### What you are asked to do
Find all the lines with "Torque" and gather them.

### Dataset records

════

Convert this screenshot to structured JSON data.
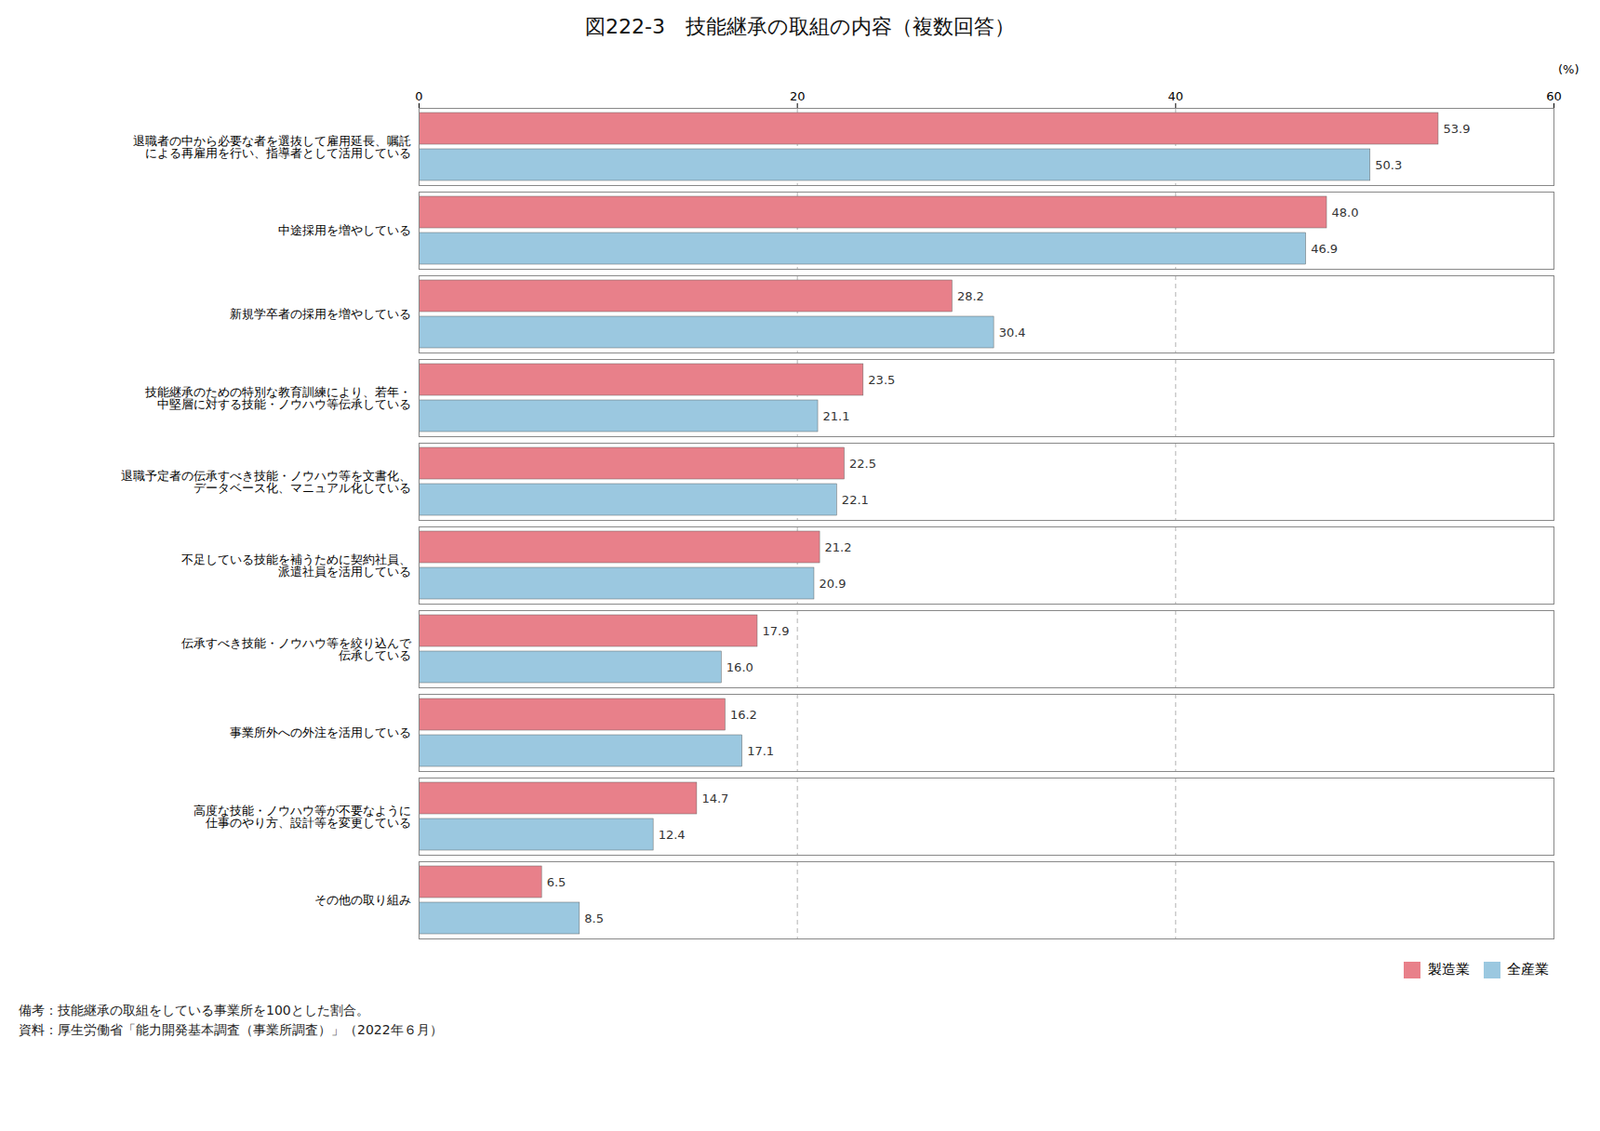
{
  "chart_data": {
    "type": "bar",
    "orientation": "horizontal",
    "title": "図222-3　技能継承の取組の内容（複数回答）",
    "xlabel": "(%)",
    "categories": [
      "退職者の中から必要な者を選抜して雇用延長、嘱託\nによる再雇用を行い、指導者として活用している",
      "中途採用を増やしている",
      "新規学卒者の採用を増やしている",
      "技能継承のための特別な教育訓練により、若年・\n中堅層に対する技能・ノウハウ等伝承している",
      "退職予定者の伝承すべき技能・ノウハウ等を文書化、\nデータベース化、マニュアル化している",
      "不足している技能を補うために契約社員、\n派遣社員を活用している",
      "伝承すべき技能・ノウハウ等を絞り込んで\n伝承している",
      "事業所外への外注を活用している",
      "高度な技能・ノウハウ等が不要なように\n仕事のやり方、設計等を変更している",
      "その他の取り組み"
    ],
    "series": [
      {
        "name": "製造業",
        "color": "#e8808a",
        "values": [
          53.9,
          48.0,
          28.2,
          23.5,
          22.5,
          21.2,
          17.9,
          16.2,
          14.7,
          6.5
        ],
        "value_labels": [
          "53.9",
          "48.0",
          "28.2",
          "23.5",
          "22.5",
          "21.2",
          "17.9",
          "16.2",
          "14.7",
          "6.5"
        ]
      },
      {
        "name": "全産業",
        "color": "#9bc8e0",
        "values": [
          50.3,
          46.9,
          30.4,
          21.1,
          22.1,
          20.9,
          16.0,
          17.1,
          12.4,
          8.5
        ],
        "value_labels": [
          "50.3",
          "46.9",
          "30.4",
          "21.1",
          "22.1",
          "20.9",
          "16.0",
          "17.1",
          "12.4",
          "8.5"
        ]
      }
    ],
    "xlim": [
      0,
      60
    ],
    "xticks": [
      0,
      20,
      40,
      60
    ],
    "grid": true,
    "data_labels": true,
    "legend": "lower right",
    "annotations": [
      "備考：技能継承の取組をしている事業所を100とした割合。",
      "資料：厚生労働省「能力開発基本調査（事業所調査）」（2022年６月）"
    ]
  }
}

════

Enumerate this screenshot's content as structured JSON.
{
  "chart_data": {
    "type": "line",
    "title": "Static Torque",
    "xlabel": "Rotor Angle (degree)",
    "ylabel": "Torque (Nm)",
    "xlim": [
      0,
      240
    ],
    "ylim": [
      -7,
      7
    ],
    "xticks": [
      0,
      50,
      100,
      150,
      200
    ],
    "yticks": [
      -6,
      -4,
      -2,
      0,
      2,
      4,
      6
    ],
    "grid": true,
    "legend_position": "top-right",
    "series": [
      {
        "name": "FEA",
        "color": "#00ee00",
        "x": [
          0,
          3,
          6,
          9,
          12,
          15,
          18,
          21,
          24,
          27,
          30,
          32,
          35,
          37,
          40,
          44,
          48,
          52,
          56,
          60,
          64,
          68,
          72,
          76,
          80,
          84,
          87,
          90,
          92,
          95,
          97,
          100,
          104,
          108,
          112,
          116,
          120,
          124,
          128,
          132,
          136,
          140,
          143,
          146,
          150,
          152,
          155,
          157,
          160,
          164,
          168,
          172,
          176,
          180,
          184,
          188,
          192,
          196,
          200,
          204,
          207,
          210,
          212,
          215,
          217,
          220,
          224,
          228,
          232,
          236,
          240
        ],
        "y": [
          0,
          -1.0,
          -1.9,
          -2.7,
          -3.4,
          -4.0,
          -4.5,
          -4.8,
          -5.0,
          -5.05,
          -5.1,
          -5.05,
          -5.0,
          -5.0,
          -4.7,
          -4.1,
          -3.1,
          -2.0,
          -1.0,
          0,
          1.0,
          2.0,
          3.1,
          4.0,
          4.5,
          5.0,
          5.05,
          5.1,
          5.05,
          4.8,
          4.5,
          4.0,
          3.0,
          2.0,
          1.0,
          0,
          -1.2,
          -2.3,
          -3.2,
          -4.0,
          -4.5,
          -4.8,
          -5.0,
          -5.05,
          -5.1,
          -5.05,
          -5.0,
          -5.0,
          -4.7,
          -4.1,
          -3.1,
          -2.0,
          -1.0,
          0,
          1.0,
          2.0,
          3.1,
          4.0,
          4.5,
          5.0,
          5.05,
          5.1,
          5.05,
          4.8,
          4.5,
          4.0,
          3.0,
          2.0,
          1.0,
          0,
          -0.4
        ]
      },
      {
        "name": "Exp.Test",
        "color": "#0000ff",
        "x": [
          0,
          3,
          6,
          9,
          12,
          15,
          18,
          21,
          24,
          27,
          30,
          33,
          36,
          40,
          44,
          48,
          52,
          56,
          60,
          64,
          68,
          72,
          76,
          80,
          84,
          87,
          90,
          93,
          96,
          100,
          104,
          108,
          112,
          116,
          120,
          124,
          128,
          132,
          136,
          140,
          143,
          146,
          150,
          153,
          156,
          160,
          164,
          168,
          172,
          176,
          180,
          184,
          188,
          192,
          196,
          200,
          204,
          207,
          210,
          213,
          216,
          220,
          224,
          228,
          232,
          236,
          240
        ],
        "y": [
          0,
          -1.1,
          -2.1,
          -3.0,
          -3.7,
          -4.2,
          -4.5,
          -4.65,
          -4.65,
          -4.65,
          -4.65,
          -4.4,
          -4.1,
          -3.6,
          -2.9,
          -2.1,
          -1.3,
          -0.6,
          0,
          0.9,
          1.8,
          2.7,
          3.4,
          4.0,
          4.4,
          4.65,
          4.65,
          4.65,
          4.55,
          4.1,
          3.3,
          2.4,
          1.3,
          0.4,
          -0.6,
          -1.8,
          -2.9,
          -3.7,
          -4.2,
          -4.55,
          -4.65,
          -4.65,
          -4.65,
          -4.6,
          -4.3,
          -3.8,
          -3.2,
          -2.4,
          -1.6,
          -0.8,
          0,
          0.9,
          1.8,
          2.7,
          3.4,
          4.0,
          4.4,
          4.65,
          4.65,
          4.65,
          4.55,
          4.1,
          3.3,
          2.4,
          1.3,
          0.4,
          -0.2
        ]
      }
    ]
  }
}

════

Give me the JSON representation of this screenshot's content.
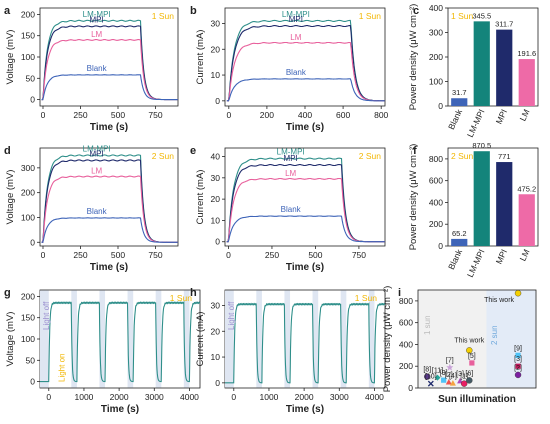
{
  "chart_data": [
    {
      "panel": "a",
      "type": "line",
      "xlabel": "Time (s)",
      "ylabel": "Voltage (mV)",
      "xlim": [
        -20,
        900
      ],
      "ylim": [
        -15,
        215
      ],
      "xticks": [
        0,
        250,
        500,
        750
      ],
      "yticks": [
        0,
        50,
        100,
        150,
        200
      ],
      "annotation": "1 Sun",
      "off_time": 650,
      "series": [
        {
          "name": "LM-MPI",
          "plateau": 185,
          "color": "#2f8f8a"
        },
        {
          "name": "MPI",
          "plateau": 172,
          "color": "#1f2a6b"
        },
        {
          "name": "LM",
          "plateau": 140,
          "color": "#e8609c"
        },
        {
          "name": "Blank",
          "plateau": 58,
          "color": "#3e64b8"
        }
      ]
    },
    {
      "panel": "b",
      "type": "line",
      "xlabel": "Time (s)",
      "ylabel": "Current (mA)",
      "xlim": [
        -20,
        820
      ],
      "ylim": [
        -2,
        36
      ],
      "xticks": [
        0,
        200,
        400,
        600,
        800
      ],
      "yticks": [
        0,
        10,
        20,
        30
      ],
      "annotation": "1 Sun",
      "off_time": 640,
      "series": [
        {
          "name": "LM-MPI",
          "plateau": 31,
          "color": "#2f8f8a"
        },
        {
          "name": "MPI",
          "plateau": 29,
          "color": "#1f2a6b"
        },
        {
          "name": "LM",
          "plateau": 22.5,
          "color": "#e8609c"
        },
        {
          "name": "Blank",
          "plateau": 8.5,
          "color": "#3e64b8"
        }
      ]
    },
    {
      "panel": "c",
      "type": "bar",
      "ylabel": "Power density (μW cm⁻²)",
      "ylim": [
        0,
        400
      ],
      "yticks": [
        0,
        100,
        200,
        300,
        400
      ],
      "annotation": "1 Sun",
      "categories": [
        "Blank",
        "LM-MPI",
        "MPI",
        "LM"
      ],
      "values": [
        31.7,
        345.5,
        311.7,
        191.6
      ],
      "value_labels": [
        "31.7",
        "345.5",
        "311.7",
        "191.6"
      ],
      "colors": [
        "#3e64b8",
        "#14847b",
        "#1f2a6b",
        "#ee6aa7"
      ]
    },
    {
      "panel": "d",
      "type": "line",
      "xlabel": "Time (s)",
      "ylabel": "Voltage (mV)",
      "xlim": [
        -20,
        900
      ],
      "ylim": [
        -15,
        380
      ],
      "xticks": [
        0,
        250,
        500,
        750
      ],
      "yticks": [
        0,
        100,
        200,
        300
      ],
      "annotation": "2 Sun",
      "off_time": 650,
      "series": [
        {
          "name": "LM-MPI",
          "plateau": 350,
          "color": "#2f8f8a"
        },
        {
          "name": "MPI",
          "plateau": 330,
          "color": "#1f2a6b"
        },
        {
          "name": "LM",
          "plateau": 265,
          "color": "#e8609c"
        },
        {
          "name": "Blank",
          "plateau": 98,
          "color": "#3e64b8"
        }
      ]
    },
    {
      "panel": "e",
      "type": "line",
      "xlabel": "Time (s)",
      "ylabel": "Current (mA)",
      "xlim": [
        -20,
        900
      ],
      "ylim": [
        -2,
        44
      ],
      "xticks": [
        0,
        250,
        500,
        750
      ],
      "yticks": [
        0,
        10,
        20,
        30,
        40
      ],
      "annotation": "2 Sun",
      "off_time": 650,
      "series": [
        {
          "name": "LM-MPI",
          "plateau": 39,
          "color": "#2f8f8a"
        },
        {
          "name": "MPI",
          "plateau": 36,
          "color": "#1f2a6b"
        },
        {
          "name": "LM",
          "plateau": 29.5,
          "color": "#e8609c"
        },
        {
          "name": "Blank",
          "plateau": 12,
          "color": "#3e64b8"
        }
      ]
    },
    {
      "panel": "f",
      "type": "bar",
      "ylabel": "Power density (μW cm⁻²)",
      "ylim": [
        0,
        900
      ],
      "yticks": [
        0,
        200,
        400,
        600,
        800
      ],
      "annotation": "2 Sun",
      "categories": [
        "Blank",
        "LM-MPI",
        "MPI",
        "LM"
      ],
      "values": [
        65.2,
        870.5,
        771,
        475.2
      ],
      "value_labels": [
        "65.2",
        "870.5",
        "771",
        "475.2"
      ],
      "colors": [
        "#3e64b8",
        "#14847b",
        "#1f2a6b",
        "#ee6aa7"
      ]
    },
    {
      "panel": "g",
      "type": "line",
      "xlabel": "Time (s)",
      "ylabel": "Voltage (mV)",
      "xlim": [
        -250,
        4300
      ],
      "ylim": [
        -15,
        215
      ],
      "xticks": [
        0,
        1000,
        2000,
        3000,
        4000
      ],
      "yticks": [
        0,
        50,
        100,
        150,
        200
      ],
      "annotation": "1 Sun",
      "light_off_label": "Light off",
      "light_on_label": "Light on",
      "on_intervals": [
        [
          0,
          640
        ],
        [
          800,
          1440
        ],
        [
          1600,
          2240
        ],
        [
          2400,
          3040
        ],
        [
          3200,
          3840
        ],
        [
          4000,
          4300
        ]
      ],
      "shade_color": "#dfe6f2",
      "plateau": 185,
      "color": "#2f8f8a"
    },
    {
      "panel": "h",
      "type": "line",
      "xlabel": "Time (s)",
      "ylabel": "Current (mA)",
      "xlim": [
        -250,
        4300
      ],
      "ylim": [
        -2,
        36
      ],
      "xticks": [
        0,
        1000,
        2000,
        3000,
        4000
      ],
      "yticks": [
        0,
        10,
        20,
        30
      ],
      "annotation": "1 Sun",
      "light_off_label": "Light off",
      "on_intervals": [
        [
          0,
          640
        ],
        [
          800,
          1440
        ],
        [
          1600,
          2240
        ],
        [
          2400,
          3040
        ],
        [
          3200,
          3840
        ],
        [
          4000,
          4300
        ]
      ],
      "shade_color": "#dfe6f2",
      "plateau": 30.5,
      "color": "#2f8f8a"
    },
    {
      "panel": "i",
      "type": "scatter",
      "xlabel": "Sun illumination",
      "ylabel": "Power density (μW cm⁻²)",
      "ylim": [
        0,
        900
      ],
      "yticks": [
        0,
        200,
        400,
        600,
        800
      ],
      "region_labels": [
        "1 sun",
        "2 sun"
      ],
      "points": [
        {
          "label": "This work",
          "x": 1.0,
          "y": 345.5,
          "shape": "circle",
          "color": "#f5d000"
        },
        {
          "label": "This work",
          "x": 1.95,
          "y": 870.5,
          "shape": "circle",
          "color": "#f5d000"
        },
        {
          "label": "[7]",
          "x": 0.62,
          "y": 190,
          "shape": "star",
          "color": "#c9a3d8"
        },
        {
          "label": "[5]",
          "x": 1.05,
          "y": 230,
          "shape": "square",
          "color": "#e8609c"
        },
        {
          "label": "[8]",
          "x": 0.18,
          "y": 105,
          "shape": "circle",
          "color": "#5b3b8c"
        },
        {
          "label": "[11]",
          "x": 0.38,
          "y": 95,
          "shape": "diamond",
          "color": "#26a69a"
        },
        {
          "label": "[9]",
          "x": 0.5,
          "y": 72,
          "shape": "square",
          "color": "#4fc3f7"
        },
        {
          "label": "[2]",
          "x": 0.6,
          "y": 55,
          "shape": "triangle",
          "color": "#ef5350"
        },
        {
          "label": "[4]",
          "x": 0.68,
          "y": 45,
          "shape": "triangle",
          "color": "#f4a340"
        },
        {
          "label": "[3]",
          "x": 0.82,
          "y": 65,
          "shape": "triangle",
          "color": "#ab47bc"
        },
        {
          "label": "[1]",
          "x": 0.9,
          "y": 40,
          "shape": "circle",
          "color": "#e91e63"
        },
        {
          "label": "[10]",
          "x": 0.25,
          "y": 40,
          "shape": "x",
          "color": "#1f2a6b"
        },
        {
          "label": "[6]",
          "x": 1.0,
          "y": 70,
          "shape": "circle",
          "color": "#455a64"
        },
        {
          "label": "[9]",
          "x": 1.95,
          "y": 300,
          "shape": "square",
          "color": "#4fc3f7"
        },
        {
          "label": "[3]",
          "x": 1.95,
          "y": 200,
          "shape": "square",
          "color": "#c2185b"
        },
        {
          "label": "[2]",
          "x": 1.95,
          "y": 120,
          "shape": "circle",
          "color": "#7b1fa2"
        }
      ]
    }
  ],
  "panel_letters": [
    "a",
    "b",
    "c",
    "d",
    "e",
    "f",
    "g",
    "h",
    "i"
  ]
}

════

### Exercise solution
    "title": "Static Torque",
    "ylabel": "Torque (Nm)",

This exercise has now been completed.